(Dataset records)
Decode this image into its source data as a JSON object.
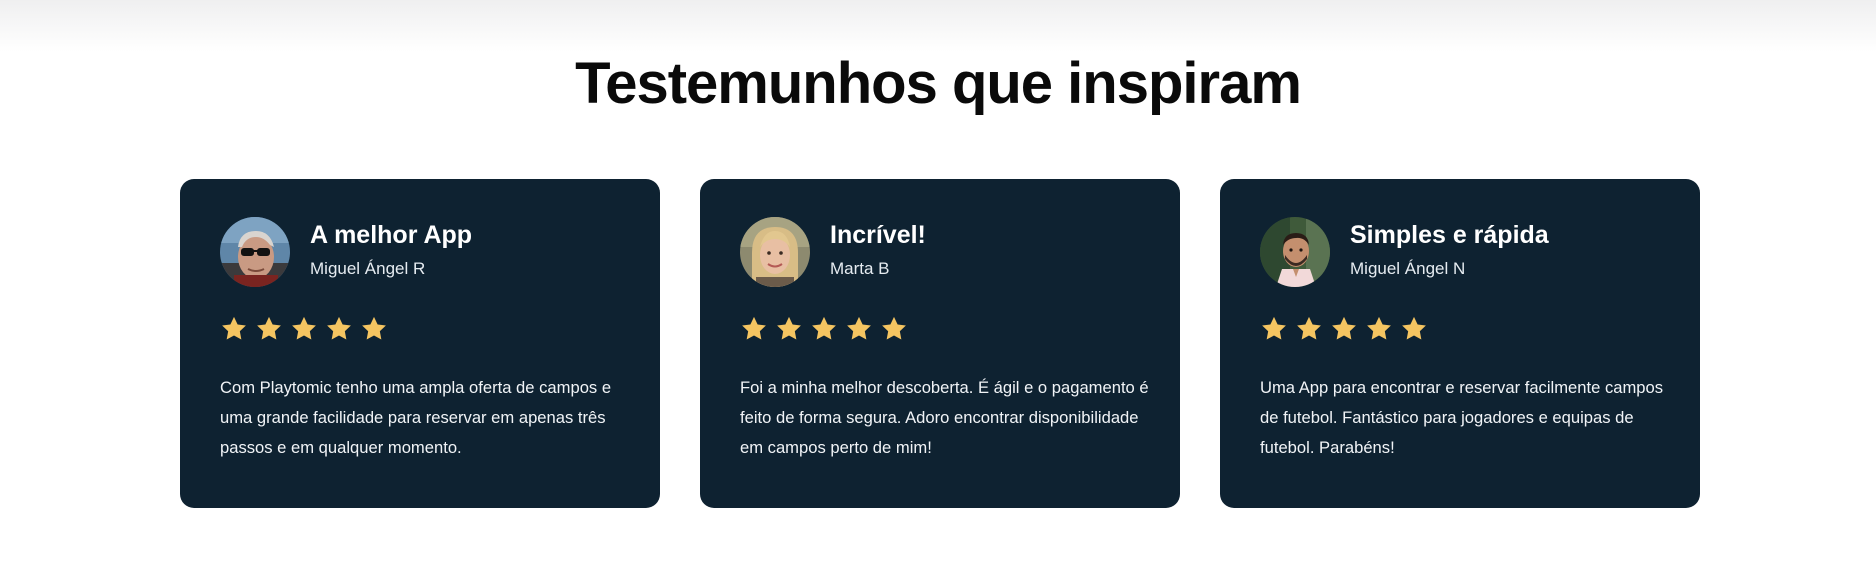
{
  "section": {
    "title": "Testemunhos que inspiram"
  },
  "colors": {
    "card_bg": "#0e2231",
    "star": "#f5c561",
    "title": "#0a0a0a"
  },
  "testimonials": [
    {
      "title": "A melhor App",
      "author": "Miguel Ángel R",
      "rating": 5,
      "quote": "Com Playtomic tenho uma ampla oferta de campos e uma grande facilidade para reservar em apenas três passos e em qualquer momento.",
      "avatar_icon": "avatar-photo-older-man-sunglasses"
    },
    {
      "title": "Incrível!",
      "author": "Marta B",
      "rating": 5,
      "quote": "Foi a minha melhor descoberta. É ágil e o pagamento é feito de forma segura. Adoro encontrar disponibilidade em campos perto de mim!",
      "avatar_icon": "avatar-photo-blonde-woman"
    },
    {
      "title": "Simples e rápida",
      "author": "Miguel Ángel N",
      "rating": 5,
      "quote": "Uma App para encontrar e reservar facilmente campos de futebol. Fantástico para jogadores e equipas de futebol. Parabéns!",
      "avatar_icon": "avatar-photo-young-man-beard"
    }
  ]
}
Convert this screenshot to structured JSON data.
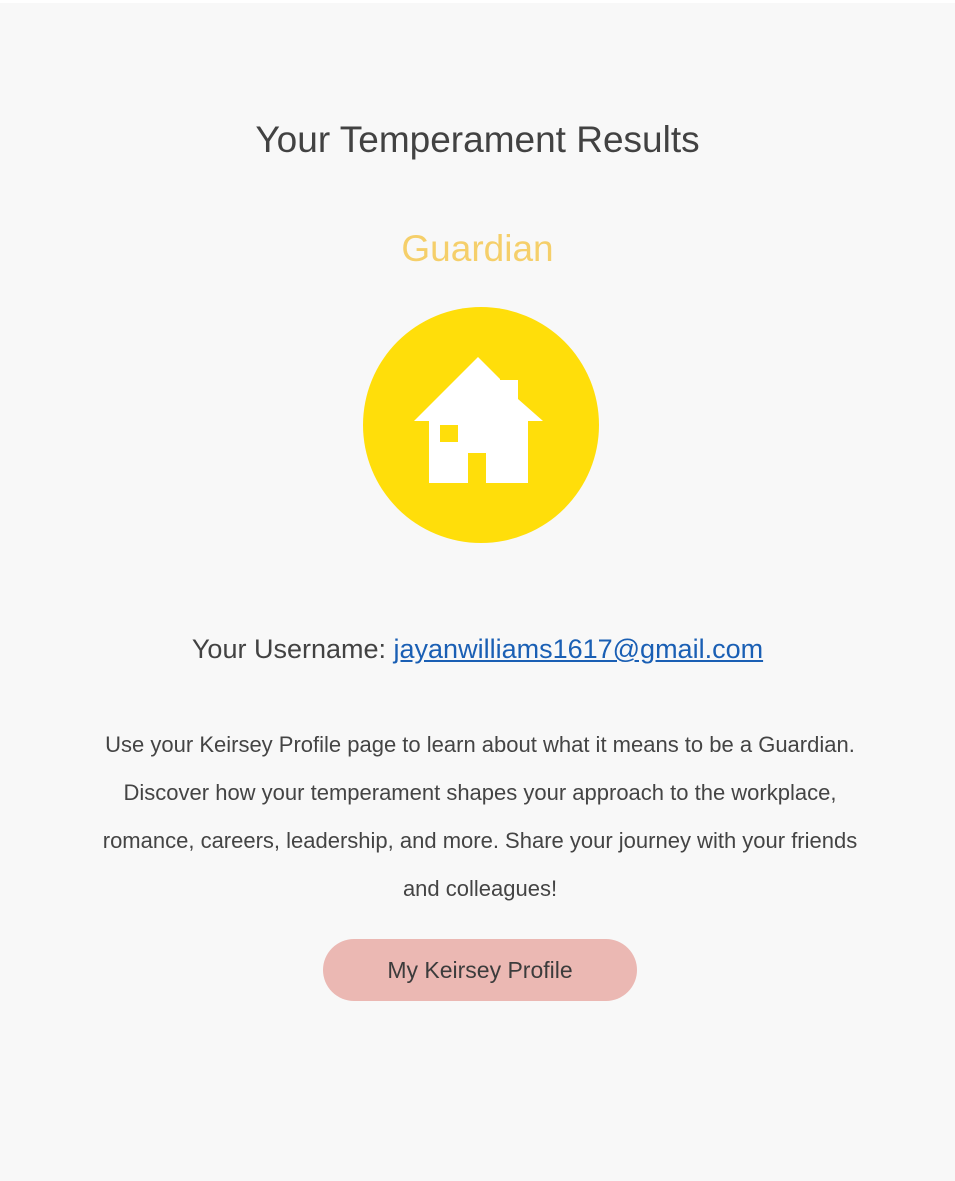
{
  "results": {
    "heading": "Your Temperament Results",
    "temperament": "Guardian",
    "temperament_color": "#f5cf6a",
    "badge_icon": "house-icon",
    "badge_color": "#ffde0a"
  },
  "account": {
    "username_label": "Your Username:",
    "username": "jayanwilliams1617@gmail.com"
  },
  "description": "Use your Keirsey Profile page to learn about what it means to be a Guardian. Discover how your temperament shapes your approach to the workplace, romance, careers, leadership, and more. Share your journey with your friends and colleagues!",
  "cta": {
    "label": "My Keirsey Profile",
    "color": "#ebb8b3"
  }
}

● **Task to complete**: Find each line that has the word "author", then copy it out.

● **Solution**:
      "author": "Miguel Ángel R",
      "author": "Marta B",
      "author": "Miguel Ángel N",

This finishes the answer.